** Opening Quoted passage block **

DAG-Aware Runtime Scheduling
The runtime architecture runs a two-level scheduler: a global host controller configures per-partition queues, while local RISC-V controllers within each partition supervise task admission, DoP allocation, and migration events. Critical features include:
- Admission by ERT: Tasks become eligible only after their ERT, preventing head-of-line blocking due to premature admissions.
- Soft Sub-Deadlines: Hard drops occur only at true E2E deadline violations, with sub-deadlines used for urgency ordering.
- Quota Control: Tile DoP is selected for each job so as to maximize deadline adherence with minimal unnecessary acceleration.
- Limited Reallocation Scope: Migration is resolved using precompiled dataflow and indirection tables, ensuring only the affected partition's tiles are paused and migrated.

Figure 6: Runtime scheduling flow within a partition, including event-driven admission, DoP fitting, and localized memory migration.
Empirical Results and Comparative Evaluation
The evaluation targets realistic L4 ADS benchmarks consisting of industry-derived heterogenous DNN chains, implemented on a multi-chip Simba-style architecture. Results are presented in terms of tail latency (99th percentile), deadline-miss rate, average tile utilization, and scaling efficiency.

** Closing Quoted passage block **
** Opening Material shown block **

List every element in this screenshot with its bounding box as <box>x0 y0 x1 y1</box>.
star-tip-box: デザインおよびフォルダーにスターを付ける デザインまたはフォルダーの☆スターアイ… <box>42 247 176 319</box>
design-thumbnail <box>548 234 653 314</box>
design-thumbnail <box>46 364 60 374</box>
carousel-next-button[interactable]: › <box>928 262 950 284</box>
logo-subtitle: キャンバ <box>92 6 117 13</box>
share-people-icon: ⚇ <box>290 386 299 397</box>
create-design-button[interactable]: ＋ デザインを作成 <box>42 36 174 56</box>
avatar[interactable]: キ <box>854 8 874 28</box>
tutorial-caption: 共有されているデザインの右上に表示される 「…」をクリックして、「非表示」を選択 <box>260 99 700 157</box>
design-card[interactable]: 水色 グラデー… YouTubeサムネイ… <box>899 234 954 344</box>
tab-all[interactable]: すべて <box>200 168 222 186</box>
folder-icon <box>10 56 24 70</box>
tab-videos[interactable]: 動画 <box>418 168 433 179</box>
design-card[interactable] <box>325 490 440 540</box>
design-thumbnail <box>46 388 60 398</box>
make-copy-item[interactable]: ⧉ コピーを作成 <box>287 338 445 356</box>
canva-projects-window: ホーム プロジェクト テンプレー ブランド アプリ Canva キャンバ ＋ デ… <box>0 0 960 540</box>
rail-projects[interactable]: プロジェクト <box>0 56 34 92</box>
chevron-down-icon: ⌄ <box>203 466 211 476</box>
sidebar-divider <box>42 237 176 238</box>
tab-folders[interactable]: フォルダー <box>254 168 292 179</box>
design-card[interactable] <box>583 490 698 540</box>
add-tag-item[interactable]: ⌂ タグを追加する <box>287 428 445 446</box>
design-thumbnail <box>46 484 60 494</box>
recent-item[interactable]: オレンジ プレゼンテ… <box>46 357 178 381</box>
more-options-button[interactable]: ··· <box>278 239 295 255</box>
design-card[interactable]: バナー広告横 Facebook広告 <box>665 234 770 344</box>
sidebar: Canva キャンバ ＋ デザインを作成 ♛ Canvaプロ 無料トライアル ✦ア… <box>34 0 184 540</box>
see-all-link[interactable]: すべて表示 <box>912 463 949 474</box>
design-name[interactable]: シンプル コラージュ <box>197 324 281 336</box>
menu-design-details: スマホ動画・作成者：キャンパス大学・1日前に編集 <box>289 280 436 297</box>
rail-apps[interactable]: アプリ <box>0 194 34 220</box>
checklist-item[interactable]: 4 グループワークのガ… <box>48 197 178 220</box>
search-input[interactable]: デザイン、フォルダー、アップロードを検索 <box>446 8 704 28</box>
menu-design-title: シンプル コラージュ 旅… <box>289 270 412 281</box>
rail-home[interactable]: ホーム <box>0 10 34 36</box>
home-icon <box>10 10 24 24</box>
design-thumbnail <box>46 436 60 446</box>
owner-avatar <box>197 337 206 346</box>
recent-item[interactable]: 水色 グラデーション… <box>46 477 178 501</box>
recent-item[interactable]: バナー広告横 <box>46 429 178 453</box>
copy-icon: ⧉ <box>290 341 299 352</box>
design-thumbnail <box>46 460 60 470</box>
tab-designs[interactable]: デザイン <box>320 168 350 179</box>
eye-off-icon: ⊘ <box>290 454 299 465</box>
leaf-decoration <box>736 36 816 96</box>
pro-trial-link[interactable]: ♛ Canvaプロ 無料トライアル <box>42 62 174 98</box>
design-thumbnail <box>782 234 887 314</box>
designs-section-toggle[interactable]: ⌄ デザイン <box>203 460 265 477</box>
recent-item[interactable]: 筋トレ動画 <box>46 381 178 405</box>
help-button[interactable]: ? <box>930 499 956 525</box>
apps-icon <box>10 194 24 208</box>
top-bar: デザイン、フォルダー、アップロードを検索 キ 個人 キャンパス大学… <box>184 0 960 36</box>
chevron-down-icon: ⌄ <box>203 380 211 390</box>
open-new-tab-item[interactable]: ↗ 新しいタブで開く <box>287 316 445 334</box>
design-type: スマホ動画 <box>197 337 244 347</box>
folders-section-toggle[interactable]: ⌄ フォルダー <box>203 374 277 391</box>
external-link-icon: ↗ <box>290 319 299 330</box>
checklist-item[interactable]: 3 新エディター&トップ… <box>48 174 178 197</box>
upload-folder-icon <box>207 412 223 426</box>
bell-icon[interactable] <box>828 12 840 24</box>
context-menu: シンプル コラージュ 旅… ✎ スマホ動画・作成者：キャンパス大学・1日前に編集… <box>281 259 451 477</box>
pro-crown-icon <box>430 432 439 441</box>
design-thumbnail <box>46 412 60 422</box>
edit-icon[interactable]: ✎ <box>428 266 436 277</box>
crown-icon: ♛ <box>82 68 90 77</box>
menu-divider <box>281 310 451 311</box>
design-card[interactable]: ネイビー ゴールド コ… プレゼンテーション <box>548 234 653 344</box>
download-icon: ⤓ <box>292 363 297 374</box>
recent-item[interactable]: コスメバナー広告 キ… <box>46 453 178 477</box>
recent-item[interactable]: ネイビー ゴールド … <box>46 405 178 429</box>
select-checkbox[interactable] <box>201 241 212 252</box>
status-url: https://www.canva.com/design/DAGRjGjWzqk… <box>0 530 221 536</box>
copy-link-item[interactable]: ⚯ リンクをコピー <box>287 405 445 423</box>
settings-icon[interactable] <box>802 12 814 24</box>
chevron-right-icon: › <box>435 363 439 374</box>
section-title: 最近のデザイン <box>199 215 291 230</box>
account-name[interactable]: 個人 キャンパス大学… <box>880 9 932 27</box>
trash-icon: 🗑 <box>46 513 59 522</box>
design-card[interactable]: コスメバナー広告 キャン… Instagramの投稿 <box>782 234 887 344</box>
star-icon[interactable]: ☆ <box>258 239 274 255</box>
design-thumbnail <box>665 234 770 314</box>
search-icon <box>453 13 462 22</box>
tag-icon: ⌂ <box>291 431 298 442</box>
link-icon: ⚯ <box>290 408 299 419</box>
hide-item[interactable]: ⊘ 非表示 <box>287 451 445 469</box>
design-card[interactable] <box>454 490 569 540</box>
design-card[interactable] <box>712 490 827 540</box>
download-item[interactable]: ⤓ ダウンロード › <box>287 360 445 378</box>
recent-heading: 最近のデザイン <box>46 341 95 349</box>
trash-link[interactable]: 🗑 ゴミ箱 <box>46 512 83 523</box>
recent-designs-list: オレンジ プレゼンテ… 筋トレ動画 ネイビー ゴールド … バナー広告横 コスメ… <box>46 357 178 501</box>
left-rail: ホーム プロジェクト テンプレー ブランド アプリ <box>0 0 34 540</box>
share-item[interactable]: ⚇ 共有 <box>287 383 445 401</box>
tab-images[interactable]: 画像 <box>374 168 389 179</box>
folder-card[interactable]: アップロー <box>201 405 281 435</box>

** Closing Material shown block **

(Task to carry out): Can you resume the passage on DAG-aware runtime scheduling and its evaluation, picking up after its final sentence?

(Response box):
- Tile Efficiency: In deadline-critical settings, ADS-Tile uses up to 32% fewer tiles than the work-conserving baseline and reduces migration-induced wasted capacity from 17–44% to below 1.2%, directly lowering area and power requirements.
- Tail Predictability: Deadline-miss rates are kept low and stable under major workload variation, irrespective of the drop policy, with tail latency tracking the deadline bound more precisely than under best-effort sharing.
- Partitioning Tradeoffs: Increasing partition count decreases reallocation overhead but increases fragmentation; optimal settings vary with workload and hardware scale.
- Scaling: Maximum admissible workload increases by 1.3–2.3× (in terms of auxiliary chains) for a given hardware budget, with lower miss rates and more stable tail behavior.
Figure 7: 99th-percentile E2E tail latency and deadline miss rate versus tile count, workload scale, and drop policy.
Figure 8: Maximum supported workflow chains under latency constraints and minimum required tiles (hardware scale) for latency compliance.
Theoretical Implications and Future Directions
This work formalizes the spatio-temporal task packing problem on malleable, partitionable accelerator architectures under E2E probabilistic deadline constraints, and demonstrates that neither classical worst-case static analysis nor unconstrained dynamic sharing is sufficient for high-throughput, real-time autonomous systems. The GHA algorithm and its runtime decomposition offer a concrete approach to scalable malleable scheduling for DAG-structured workloads—a foundational result for real-time ML system design.
Implications and prospects include:
- Applicability to heterogeneous and mixed-criticality scheduling beyond ADS, including robotics, AR/VR, and any real-time ML domain requiring both hard guarantees and efficient sharing.
- Potential for integration with model compression, dynamic precision adjustment, or accuracy-reliability tradeoff mechanisms for enhanced safety and cost efficiency.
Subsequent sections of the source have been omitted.